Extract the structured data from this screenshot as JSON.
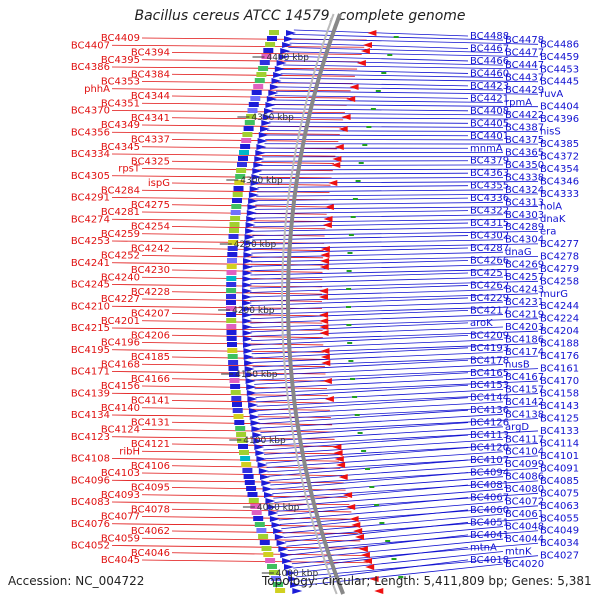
{
  "title": "Bacillus cereus ATCC 14579, complete genome",
  "footer": {
    "accession": "Accession: NC_004722",
    "topology": "Topology: circular; Length: 5,411,809 bp; Genes: 5,381"
  },
  "colors": {
    "left_labels": "#e01010",
    "right_labels": "#1010d0",
    "backbone": "#888888",
    "tick_dots": "#20a020"
  },
  "ticks": [
    "4400 kbp",
    "4350 kbp",
    "4300 kbp",
    "4250 kbp",
    "4200 kbp",
    "4150 kbp",
    "4100 kbp",
    "4050 kbp",
    "4000 kbp"
  ],
  "left_labels": [
    "BC4409",
    "BC4407",
    "BC4394",
    "BC4395",
    "BC4386",
    "BC4384",
    "BC4353",
    "phhA",
    "BC4344",
    "BC4351",
    "BC4370",
    "BC4341",
    "BC4349",
    "BC4356",
    "BC4337",
    "BC4345",
    "BC4334",
    "BC4325",
    "rpsT",
    "BC4305",
    "ispG",
    "BC4284",
    "BC4291",
    "BC4275",
    "BC4281",
    "BC4274",
    "BC4254",
    "BC4259",
    "BC4253",
    "BC4242",
    "BC4252",
    "BC4241",
    "BC4230",
    "BC4240",
    "BC4245",
    "BC4228",
    "BC4227",
    "BC4210",
    "BC4207",
    "BC4201",
    "BC4215",
    "BC4206",
    "BC4196",
    "BC4195",
    "BC4185",
    "BC4168",
    "BC4171",
    "BC4166",
    "BC4156",
    "BC4139",
    "BC4141",
    "BC4140",
    "BC4134",
    "BC4131",
    "BC4124",
    "BC4123",
    "BC4121",
    "ribH",
    "BC4108",
    "BC4106",
    "BC4103",
    "BC4096",
    "BC4095",
    "BC4093",
    "BC4083",
    "BC4078",
    "BC4077",
    "BC4076",
    "BC4062",
    "BC4059",
    "BC4052",
    "BC4046",
    "BC4045"
  ],
  "right_labels": [
    "BC4488",
    "BC4478",
    "BC4486",
    "BC4467",
    "BC4477",
    "BC4459",
    "BC4466",
    "BC4447",
    "BC4453",
    "BC4460",
    "BC4437",
    "BC4445",
    "BC4423",
    "BC4429",
    "ruvA",
    "BC4421",
    "rpmA",
    "BC4404",
    "BC4408",
    "BC4422",
    "BC4396",
    "BC4405",
    "BC4387",
    "hisS",
    "BC4401",
    "BC4375",
    "BC4385",
    "mnmA",
    "BC4365",
    "BC4372",
    "BC4379",
    "BC4350",
    "BC4354",
    "BC4363",
    "BC4338",
    "BC4346",
    "BC4355",
    "BC4324",
    "BC4333",
    "BC4336",
    "BC4313",
    "holA",
    "BC4322",
    "BC4303",
    "dnaK",
    "BC4315",
    "BC4289",
    "era",
    "BC4302",
    "BC4304",
    "BC4277",
    "BC4287",
    "dnaG",
    "BC4278",
    "BC4266",
    "BC4269",
    "BC4279",
    "BC4251",
    "BC4257",
    "BC4258",
    "BC4262",
    "BC4243",
    "murG",
    "BC4229",
    "BC4231",
    "BC4244",
    "BC4217",
    "BC4219",
    "BC4224",
    "aroK",
    "BC4203",
    "BC4204",
    "BC4209",
    "BC4186",
    "BC4188",
    "BC4193",
    "BC4174",
    "BC4176",
    "BC4178",
    "nusB",
    "BC4161",
    "BC4165",
    "BC4167",
    "BC4170",
    "BC4153",
    "BC4157",
    "BC4158",
    "BC4144",
    "BC4142",
    "BC4143",
    "BC4136",
    "BC4138",
    "BC4125",
    "BC4126",
    "argD",
    "BC4133",
    "BC4113",
    "BC4117",
    "BC4114",
    "BC4120",
    "BC4104",
    "BC4101",
    "BC4107",
    "BC4099",
    "BC4091",
    "BC4094",
    "BC4086",
    "BC4085",
    "BC4081",
    "BC4080",
    "BC4075",
    "BC4067",
    "BC4072",
    "BC4063",
    "BC4060",
    "BC4061",
    "BC4055",
    "BC4051",
    "BC4048",
    "BC4049",
    "BC4041",
    "BC4044",
    "BC4034",
    "mtnA",
    "mtnK",
    "BC4027",
    "BC4018",
    "BC4020"
  ]
}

+++

Work instructions: Could you write the entries out again exactly, without their pictures?

Response below:
Extract the structured data from this screenshot as JSON.
{
  "title": "Bacillus cereus ATCC 14579, complete genome",
  "footer": {
    "accession": "Accession: NC_004722",
    "topology": "Topology: circular; Length: 5,411,809 bp; Genes: 5,381"
  },
  "colors": {
    "left_labels": "#e01010",
    "right_labels": "#1010d0",
    "backbone": "#888888",
    "tick_dots": "#20a020"
  },
  "ticks": [
    "4400 kbp",
    "4350 kbp",
    "4300 kbp",
    "4250 kbp",
    "4200 kbp",
    "4150 kbp",
    "4100 kbp",
    "4050 kbp",
    "4000 kbp"
  ],
  "left_labels": [
    "BC4409",
    "BC4407",
    "BC4394",
    "BC4395",
    "BC4386",
    "BC4384",
    "BC4353",
    "phhA",
    "BC4344",
    "BC4351",
    "BC4370",
    "BC4341",
    "BC4349",
    "BC4356",
    "BC4337",
    "BC4345",
    "BC4334",
    "BC4325",
    "rpsT",
    "BC4305",
    "ispG",
    "BC4284",
    "BC4291",
    "BC4275",
    "BC4281",
    "BC4274",
    "BC4254",
    "BC4259",
    "BC4253",
    "BC4242",
    "BC4252",
    "BC4241",
    "BC4230",
    "BC4240",
    "BC4245",
    "BC4228",
    "BC4227",
    "BC4210",
    "BC4207",
    "BC4201",
    "BC4215",
    "BC4206",
    "BC4196",
    "BC4195",
    "BC4185",
    "BC4168",
    "BC4171",
    "BC4166",
    "BC4156",
    "BC4139",
    "BC4141",
    "BC4140",
    "BC4134",
    "BC4131",
    "BC4124",
    "BC4123",
    "BC4121",
    "ribH",
    "BC4108",
    "BC4106",
    "BC4103",
    "BC4096",
    "BC4095",
    "BC4093",
    "BC4083",
    "BC4078",
    "BC4077",
    "BC4076",
    "BC4062",
    "BC4059",
    "BC4052",
    "BC4046",
    "BC4045"
  ],
  "right_labels": [
    "BC4488",
    "BC4478",
    "BC4486",
    "BC4467",
    "BC4477",
    "BC4459",
    "BC4466",
    "BC4447",
    "BC4453",
    "BC4460",
    "BC4437",
    "BC4445",
    "BC4423",
    "BC4429",
    "ruvA",
    "BC4421",
    "rpmA",
    "BC4404",
    "BC4408",
    "BC4422",
    "BC4396",
    "BC4405",
    "BC4387",
    "hisS",
    "BC4401",
    "BC4375",
    "BC4385",
    "mnmA",
    "BC4365",
    "BC4372",
    "BC4379",
    "BC4350",
    "BC4354",
    "BC4363",
    "BC4338",
    "BC4346",
    "BC4355",
    "BC4324",
    "BC4333",
    "BC4336",
    "BC4313",
    "holA",
    "BC4322",
    "BC4303",
    "dnaK",
    "BC4315",
    "BC4289",
    "era",
    "BC4302",
    "BC4304",
    "BC4277",
    "BC4287",
    "dnaG",
    "BC4278",
    "BC4266",
    "BC4269",
    "BC4279",
    "BC4251",
    "BC4257",
    "BC4258",
    "BC4262",
    "BC4243",
    "murG",
    "BC4229",
    "BC4231",
    "BC4244",
    "BC4217",
    "BC4219",
    "BC4224",
    "aroK",
    "BC4203",
    "BC4204",
    "BC4209",
    "BC4186",
    "BC4188",
    "BC4193",
    "BC4174",
    "BC4176",
    "BC4178",
    "nusB",
    "BC4161",
    "BC4165",
    "BC4167",
    "BC4170",
    "BC4153",
    "BC4157",
    "BC4158",
    "BC4144",
    "BC4142",
    "BC4143",
    "BC4136",
    "BC4138",
    "BC4125",
    "BC4126",
    "argD",
    "BC4133",
    "BC4113",
    "BC4117",
    "BC4114",
    "BC4120",
    "BC4104",
    "BC4101",
    "BC4107",
    "BC4099",
    "BC4091",
    "BC4094",
    "BC4086",
    "BC4085",
    "BC4081",
    "BC4080",
    "BC4075",
    "BC4067",
    "BC4072",
    "BC4063",
    "BC4060",
    "BC4061",
    "BC4055",
    "BC4051",
    "BC4048",
    "BC4049",
    "BC4041",
    "BC4044",
    "BC4034",
    "mtnA",
    "mtnK",
    "BC4027",
    "BC4018",
    "BC4020"
  ]
}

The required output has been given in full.